** Your task **
Take every line where the string "What" appears and copy it.

** Dataset records **
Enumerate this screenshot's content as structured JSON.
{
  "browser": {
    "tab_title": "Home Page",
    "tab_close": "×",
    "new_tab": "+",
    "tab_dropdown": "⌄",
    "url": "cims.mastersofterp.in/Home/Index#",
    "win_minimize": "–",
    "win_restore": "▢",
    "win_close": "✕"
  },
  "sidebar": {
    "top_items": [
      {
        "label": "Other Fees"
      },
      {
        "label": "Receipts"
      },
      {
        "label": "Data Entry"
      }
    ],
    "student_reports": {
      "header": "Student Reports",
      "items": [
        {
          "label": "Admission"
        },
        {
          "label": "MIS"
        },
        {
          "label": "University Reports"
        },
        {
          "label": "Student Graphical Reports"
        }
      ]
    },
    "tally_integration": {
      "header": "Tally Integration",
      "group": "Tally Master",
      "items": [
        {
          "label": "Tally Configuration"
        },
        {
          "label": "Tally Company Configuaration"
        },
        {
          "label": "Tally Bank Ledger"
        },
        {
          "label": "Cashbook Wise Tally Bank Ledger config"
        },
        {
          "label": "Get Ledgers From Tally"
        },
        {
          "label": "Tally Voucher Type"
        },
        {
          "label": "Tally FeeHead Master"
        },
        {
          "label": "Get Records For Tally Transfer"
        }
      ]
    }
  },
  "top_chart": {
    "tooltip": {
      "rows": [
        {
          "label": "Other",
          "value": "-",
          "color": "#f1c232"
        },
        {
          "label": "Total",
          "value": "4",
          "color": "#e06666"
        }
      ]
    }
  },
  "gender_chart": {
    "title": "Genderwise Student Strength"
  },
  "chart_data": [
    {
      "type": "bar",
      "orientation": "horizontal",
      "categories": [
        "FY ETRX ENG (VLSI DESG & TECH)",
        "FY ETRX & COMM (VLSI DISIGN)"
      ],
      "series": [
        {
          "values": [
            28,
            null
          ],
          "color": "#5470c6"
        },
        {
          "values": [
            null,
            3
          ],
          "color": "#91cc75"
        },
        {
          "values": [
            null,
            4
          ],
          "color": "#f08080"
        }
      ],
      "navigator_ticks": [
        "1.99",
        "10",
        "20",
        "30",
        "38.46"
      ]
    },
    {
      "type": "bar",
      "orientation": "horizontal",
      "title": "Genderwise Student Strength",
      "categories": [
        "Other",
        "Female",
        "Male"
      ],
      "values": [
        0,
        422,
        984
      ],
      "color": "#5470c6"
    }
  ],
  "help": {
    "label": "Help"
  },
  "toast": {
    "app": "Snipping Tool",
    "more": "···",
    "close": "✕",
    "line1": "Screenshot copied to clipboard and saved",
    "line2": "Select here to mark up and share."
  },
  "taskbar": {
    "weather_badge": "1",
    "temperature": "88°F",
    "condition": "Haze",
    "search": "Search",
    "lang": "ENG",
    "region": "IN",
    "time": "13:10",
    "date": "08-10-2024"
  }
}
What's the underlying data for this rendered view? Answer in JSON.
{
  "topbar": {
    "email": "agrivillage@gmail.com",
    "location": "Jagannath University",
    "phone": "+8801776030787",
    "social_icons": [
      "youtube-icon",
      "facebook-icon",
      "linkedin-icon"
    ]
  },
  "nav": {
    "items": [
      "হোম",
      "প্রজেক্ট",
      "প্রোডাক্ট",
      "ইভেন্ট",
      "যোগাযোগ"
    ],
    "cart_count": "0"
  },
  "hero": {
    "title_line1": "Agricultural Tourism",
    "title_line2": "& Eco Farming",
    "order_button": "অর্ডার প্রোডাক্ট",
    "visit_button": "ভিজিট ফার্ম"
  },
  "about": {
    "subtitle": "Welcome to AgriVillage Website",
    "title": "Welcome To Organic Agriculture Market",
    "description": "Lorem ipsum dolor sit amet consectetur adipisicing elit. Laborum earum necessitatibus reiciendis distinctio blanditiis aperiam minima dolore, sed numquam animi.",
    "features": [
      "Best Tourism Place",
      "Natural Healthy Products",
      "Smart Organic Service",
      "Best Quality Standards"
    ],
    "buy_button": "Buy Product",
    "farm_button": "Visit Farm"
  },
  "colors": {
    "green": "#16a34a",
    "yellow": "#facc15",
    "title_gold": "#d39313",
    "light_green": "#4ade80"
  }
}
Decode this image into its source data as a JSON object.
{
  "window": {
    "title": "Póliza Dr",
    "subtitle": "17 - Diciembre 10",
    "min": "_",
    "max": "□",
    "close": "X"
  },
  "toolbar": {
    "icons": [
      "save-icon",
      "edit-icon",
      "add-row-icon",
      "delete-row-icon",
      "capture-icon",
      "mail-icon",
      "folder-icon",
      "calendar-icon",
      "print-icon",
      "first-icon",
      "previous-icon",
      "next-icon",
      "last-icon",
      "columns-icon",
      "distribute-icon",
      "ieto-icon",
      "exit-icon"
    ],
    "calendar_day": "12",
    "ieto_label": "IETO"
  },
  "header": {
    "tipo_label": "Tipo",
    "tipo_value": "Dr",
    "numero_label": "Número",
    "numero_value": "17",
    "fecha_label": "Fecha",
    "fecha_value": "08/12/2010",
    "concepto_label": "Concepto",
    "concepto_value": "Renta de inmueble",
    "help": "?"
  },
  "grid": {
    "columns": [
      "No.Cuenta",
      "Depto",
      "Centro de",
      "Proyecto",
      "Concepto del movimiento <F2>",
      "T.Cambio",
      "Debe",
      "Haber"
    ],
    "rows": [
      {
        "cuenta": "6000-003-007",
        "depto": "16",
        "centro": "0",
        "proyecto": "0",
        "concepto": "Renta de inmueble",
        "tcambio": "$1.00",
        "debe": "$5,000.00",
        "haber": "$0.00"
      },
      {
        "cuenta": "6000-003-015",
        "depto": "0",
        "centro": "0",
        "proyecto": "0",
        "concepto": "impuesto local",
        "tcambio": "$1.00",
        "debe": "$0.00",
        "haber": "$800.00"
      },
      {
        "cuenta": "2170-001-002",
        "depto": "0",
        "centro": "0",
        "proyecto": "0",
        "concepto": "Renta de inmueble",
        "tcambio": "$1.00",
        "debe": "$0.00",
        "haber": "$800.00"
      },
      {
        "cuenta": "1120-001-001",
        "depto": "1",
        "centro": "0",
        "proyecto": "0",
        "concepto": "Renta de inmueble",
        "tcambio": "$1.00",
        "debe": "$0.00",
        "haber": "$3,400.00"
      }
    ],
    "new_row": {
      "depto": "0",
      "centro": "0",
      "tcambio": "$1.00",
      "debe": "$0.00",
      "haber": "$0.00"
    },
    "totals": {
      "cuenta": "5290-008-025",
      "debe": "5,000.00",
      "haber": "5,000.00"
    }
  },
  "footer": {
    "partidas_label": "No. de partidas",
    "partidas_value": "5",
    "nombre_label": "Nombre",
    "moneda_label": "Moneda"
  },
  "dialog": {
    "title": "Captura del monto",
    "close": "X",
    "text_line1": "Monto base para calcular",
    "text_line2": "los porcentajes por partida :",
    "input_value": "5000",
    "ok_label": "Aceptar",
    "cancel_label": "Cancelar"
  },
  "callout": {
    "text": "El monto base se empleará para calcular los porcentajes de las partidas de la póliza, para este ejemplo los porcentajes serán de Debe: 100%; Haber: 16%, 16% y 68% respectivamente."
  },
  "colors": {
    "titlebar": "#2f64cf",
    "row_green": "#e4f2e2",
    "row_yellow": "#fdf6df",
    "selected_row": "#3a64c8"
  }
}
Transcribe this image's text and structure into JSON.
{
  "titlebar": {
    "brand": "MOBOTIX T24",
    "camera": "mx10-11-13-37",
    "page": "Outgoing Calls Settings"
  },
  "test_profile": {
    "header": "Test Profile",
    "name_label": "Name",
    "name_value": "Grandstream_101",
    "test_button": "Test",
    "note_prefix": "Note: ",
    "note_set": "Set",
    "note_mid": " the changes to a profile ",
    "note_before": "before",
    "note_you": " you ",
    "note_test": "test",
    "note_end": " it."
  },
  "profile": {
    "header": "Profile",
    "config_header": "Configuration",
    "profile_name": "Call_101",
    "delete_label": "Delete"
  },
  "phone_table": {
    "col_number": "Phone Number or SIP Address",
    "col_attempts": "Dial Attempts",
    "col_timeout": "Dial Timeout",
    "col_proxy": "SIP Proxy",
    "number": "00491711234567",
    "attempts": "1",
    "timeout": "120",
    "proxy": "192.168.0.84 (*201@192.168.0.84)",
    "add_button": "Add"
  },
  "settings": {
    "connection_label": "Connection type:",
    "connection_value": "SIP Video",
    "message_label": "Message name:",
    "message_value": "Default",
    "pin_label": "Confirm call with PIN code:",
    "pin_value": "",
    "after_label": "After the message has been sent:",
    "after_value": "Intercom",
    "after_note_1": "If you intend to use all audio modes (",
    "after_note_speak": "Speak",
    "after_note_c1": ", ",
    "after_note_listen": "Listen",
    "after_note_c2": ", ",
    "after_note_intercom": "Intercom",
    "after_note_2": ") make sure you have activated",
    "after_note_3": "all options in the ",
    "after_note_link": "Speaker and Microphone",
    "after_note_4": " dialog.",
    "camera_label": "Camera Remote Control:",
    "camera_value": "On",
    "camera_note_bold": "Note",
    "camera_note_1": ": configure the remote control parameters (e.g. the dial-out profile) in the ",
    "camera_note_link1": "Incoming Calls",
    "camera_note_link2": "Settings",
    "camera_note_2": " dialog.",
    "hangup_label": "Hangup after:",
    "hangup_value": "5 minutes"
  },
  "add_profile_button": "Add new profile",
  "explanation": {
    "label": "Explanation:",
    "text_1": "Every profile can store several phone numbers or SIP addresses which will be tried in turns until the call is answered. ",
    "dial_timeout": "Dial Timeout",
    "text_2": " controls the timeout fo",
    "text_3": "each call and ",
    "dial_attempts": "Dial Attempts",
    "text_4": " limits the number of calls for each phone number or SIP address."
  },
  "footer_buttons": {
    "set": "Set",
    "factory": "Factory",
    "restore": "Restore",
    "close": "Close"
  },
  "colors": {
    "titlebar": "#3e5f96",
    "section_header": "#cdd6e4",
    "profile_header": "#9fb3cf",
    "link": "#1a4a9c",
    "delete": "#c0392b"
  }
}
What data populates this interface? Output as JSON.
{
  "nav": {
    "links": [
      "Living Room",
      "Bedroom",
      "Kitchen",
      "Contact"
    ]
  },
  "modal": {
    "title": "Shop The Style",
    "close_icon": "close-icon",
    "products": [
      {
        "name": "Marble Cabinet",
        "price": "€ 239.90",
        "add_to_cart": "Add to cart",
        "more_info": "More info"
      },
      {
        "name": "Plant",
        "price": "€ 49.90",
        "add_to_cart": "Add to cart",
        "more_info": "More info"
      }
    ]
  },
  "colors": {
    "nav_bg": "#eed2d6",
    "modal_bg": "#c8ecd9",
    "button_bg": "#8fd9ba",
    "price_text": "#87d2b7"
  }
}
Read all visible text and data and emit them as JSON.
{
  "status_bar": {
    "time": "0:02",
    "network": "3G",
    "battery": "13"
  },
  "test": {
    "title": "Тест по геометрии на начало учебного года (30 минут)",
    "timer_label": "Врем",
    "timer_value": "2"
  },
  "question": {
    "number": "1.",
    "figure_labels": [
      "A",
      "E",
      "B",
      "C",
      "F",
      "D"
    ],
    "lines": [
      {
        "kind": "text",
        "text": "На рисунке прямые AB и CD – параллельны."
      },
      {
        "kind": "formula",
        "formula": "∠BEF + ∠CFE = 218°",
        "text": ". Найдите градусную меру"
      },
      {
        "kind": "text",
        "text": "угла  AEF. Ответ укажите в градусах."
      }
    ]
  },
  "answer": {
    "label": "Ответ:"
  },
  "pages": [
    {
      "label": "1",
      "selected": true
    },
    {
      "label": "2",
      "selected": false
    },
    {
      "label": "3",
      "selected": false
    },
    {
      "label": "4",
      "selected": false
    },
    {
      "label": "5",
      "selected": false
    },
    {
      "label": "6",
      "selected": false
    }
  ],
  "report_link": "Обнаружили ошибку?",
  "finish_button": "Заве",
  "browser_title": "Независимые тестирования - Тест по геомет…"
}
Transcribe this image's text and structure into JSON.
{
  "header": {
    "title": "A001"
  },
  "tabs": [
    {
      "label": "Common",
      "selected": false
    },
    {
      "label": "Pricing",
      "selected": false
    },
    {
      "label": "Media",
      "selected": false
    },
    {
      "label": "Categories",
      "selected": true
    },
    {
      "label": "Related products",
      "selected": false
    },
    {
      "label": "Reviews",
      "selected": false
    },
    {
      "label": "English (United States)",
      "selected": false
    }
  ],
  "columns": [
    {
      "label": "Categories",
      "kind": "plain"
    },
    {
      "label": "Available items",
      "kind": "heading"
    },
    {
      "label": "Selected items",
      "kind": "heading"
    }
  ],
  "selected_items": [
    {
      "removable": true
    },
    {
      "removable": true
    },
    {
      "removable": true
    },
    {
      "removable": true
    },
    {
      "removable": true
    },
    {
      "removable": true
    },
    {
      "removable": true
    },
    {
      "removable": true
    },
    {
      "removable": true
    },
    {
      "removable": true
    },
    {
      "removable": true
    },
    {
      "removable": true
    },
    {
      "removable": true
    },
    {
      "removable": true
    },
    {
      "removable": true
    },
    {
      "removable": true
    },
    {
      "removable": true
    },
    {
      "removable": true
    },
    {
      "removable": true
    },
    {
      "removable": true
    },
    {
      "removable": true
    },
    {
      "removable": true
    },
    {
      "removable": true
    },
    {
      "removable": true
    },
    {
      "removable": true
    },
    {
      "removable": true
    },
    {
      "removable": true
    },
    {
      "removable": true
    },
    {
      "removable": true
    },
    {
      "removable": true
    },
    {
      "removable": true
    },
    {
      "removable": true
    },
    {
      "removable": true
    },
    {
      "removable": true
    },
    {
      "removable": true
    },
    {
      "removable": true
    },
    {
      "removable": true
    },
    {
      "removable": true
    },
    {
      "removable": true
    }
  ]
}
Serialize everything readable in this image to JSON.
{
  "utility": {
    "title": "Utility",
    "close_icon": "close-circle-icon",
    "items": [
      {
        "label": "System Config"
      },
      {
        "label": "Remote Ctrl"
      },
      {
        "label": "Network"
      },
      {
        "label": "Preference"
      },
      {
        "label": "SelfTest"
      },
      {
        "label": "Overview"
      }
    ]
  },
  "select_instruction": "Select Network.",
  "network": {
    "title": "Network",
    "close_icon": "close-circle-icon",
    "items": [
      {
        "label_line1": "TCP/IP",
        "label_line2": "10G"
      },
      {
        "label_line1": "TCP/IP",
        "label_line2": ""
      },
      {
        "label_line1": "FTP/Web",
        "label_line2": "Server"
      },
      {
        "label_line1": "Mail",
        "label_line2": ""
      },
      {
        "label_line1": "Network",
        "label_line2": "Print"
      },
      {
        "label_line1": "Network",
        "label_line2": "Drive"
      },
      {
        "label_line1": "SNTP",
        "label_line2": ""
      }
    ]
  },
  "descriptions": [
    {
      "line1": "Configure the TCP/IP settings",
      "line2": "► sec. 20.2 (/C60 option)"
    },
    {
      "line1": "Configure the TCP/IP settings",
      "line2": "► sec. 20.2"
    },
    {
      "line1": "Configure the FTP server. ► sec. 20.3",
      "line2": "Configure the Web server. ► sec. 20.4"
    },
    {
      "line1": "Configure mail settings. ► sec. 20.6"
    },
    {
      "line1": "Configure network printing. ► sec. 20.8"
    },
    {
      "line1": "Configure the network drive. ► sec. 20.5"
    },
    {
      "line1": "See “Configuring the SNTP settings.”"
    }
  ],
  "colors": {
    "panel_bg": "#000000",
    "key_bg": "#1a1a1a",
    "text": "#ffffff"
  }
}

** The output **
What's the underlying data for this rendered view? Answer in JSON.
What data populates this interface? Output as JSON.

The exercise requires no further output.